INSTRUCTIONS TO FOLLOW - Each record below is to be reproduced without any change.

DATA LINES -
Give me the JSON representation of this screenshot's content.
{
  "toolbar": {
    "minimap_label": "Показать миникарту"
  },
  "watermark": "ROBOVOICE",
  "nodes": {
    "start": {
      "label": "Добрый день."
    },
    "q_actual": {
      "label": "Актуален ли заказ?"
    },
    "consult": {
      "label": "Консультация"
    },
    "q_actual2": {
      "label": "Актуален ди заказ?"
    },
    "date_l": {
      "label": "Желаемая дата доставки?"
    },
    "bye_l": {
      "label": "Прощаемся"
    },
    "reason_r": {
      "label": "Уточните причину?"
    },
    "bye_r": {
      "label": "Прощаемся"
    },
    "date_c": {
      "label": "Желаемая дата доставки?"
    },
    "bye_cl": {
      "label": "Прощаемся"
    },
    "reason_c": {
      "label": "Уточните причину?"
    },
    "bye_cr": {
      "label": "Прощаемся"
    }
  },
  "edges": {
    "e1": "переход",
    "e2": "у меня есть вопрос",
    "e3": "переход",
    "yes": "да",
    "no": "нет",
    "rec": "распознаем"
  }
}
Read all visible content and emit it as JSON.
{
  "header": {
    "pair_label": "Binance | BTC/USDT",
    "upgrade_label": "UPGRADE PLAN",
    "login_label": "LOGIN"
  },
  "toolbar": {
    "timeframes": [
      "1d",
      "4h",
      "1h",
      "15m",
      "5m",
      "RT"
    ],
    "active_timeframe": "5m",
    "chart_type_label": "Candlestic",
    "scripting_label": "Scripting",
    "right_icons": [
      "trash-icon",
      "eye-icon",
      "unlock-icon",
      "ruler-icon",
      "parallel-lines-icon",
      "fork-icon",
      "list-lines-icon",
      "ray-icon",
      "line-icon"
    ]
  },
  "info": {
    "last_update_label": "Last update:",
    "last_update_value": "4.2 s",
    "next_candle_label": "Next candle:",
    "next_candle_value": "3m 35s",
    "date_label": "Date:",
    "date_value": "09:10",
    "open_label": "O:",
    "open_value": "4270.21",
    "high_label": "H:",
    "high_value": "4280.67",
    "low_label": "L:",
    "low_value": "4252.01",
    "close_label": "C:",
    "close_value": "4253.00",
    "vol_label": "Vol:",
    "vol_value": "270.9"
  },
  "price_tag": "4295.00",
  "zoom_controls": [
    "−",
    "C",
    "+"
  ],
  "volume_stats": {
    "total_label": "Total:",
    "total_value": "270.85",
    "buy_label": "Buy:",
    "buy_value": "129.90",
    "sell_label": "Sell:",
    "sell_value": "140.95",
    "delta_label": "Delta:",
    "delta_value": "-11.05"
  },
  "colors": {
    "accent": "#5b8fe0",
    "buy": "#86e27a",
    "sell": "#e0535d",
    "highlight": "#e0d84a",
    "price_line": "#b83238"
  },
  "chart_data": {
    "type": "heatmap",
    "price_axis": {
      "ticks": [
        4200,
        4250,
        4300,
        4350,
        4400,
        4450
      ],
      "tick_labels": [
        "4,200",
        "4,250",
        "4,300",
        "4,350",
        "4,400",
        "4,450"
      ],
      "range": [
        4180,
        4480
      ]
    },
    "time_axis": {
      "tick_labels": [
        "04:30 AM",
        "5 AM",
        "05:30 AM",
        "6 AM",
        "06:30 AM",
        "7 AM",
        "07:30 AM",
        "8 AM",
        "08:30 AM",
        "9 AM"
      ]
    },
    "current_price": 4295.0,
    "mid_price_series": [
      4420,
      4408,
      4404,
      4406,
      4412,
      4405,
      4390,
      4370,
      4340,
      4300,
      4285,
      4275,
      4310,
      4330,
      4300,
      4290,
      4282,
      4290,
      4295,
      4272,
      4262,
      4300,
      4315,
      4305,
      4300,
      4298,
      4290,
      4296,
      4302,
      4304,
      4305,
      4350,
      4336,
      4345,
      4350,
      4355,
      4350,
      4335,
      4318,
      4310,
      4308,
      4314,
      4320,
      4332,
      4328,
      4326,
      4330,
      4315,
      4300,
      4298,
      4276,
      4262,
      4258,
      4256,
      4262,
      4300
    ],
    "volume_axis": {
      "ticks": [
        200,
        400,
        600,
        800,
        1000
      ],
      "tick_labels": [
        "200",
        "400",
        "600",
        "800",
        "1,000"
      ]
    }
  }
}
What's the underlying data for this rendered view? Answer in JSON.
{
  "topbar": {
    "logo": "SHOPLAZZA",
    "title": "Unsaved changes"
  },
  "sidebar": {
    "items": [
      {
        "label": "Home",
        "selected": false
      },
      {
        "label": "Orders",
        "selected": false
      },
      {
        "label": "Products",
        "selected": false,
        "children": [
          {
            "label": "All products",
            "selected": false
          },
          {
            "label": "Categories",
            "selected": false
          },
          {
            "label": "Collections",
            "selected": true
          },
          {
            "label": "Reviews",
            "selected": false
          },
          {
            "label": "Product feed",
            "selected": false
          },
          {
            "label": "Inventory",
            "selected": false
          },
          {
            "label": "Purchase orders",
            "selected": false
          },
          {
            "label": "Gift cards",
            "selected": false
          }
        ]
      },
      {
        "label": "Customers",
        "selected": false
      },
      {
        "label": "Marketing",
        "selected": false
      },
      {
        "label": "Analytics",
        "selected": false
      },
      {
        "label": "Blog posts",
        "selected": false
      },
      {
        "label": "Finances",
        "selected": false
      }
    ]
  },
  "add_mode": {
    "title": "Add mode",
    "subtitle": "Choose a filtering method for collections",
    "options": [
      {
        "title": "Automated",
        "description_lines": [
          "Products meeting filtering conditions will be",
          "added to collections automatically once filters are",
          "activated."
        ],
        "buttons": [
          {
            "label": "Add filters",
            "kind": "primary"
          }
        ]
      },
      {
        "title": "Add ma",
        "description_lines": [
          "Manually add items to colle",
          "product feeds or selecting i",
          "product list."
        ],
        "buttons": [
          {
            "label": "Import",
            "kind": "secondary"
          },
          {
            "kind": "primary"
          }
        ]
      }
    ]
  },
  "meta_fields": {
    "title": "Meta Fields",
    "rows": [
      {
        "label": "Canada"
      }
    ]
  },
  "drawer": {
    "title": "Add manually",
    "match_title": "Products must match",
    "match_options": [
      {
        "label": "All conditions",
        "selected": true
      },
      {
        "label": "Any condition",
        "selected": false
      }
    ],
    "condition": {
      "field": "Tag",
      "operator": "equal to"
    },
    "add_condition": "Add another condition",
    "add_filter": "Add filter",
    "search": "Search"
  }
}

OUTPUT BELOW -
Give me the JSON representation of this screenshot's content.
{
  "toolbar": {
    "minimap_label": "Показать миникарту"
  },
  "watermark": "ROBOVOICE",
  "nodes": {
    "start": {
      "label": "Добрый день."
    },
    "q_actual": {
      "label": "Актуален ли заказ?"
    },
    "consult": {
      "label": "Консультация"
    },
    "q_actual2": {
      "label": "Актуален ди заказ?"
    },
    "date_l": {
      "label": "Желаемая дата доставки?"
    },
    "bye_l": {
      "label": "Прощаемся"
    },
    "reason_r": {
      "label": "Уточните причину?"
    },
    "bye_r": {
      "label": "Прощаемся"
    },
    "date_c": {
      "label": "Желаемая дата доставки?"
    },
    "bye_cl": {
      "label": "Прощаемся"
    },
    "reason_c": {
      "label": "Уточните причину?"
    },
    "bye_cr": {
      "label": "Прощаемся"
    }
  },
  "edges": {
    "e1": "переход",
    "e2": "у меня есть вопрос",
    "e3": "переход",
    "yes": "да",
    "no": "нет",
    "rec": "распознаем"
  }
}
Read all visible content and emit it as JSON.
{
  "header": {
    "pair_label": "Binance | BTC/USDT",
    "upgrade_label": "UPGRADE PLAN",
    "login_label": "LOGIN"
  },
  "toolbar": {
    "timeframes": [
      "1d",
      "4h",
      "1h",
      "15m",
      "5m",
      "RT"
    ],
    "active_timeframe": "5m",
    "chart_type_label": "Candlestic",
    "scripting_label": "Scripting",
    "right_icons": [
      "trash-icon",
      "eye-icon",
      "unlock-icon",
      "ruler-icon",
      "parallel-lines-icon",
      "fork-icon",
      "list-lines-icon",
      "ray-icon",
      "line-icon"
    ]
  },
  "info": {
    "last_update_label": "Last update:",
    "last_update_value": "4.2 s",
    "next_candle_label": "Next candle:",
    "next_candle_value": "3m 35s",
    "date_label": "Date:",
    "date_value": "09:10",
    "open_label": "O:",
    "open_value": "4270.21",
    "high_label": "H:",
    "high_value": "4280.67",
    "low_label": "L:",
    "low_value": "4252.01",
    "close_label": "C:",
    "close_value": "4253.00",
    "vol_label": "Vol:",
    "vol_value": "270.9"
  },
  "price_tag": "4295.00",
  "zoom_controls": [
    "−",
    "C",
    "+"
  ],
  "volume_stats": {
    "total_label": "Total:",
    "total_value": "270.85",
    "buy_label": "Buy:",
    "buy_value": "129.90",
    "sell_label": "Sell:",
    "sell_value": "140.95",
    "delta_label": "Delta:",
    "delta_value": "-11.05"
  },
  "colors": {
    "accent": "#5b8fe0",
    "buy": "#86e27a",
    "sell": "#e0535d",
    "highlight": "#e0d84a",
    "price_line": "#b83238"
  },
  "chart_data": {
    "type": "heatmap",
    "price_axis": {
      "ticks": [
        4200,
        4250,
        4300,
        4350,
        4400,
        4450
      ],
      "tick_labels": [
        "4,200",
        "4,250",
        "4,300",
        "4,350",
        "4,400",
        "4,450"
      ],
      "range": [
        4180,
        4480
      ]
    },
    "time_axis": {
      "tick_labels": [
        "04:30 AM",
        "5 AM",
        "05:30 AM",
        "6 AM",
        "06:30 AM",
        "7 AM",
        "07:30 AM",
        "8 AM",
        "08:30 AM",
        "9 AM"
      ]
    },
    "current_price": 4295.0,
    "mid_price_series": [
      4420,
      4408,
      4404,
      4406,
      4412,
      4405,
      4390,
      4370,
      4340,
      4300,
      4285,
      4275,
      4310,
      4330,
      4300,
      4290,
      4282,
      4290,
      4295,
      4272,
      4262,
      4300,
      4315,
      4305,
      4300,
      4298,
      4290,
      4296,
      4302,
      4304,
      4305,
      4350,
      4336,
      4345,
      4350,
      4355,
      4350,
      4335,
      4318,
      4310,
      4308,
      4314,
      4320,
      4332,
      4328,
      4326,
      4330,
      4315,
      4300,
      4298,
      4276,
      4262,
      4258,
      4256,
      4262,
      4300
    ],
    "volume_axis": {
      "ticks": [
        200,
        400,
        600,
        800,
        1000
      ],
      "tick_labels": [
        "200",
        "400",
        "600",
        "800",
        "1,000"
      ]
    }
  }
}
What's the underlying data for this rendered view? Answer in JSON.
{
  "topbar": {
    "logo": "SHOPLAZZA",
    "title": "Unsaved changes"
  },
  "sidebar": {
    "items": [
      {
        "label": "Home",
        "selected": false
      },
      {
        "label": "Orders",
        "selected": false
      },
      {
        "label": "Products",
        "selected": false,
        "children": [
          {
            "label": "All products",
            "selected": false
          },
          {
            "label": "Categories",
            "selected": false
          },
          {
            "label": "Collections",
            "selected": true
          },
          {
            "label": "Reviews",
            "selected": false
          },
          {
            "label": "Product feed",
            "selected": false
          },
          {
            "label": "Inventory",
            "selected": false
          },
          {
            "label": "Purchase orders",
            "selected": false
          },
          {
            "label": "Gift cards",
            "selected": false
          }
        ]
      },
      {
        "label": "Customers",
        "selected": false
      },
      {
        "label": "Marketing",
        "selected": false
      },
      {
        "label": "Analytics",
        "selected": false
      },
      {
        "label": "Blog posts",
        "selected": false
      },
      {
        "label": "Finances",
        "selected": false
      }
    ]
  },
  "add_mode": {
    "title": "Add mode",
    "subtitle": "Choose a filtering method for collections",
    "options": [
      {
        "title": "Automated",
        "description_lines": [
          "Products meeting filtering conditions will be",
          "added to collections automatically once filters are",
          "activated."
        ],
        "buttons": [
          {
            "label": "Add filters",
            "kind": "primary"
          }
        ]
      },
      {
        "title": "Add ma",
        "description_lines": [
          "Manually add items to colle",
          "product feeds or selecting i",
          "product list."
        ],
        "buttons": [
          {
            "label": "Import",
            "kind": "secondary"
          },
          {
            "kind": "primary"
          }
        ]
      }
    ]
  },
  "meta_fields": {
    "title": "Meta Fields",
    "rows": [
      {
        "label": "Canada"
      }
    ]
  },
  "drawer": {
    "title": "Add manually",
    "match_title": "Products must match",
    "match_options": [
      {
        "label": "All conditions",
        "selected": true
      },
      {
        "label": "Any condition",
        "selected": false
      }
    ],
    "condition": {
      "field": "Tag",
      "operator": "equal to"
    },
    "add_condition": "Add another condition",
    "add_filter": "Add filter",
    "search": "Search"
  }
}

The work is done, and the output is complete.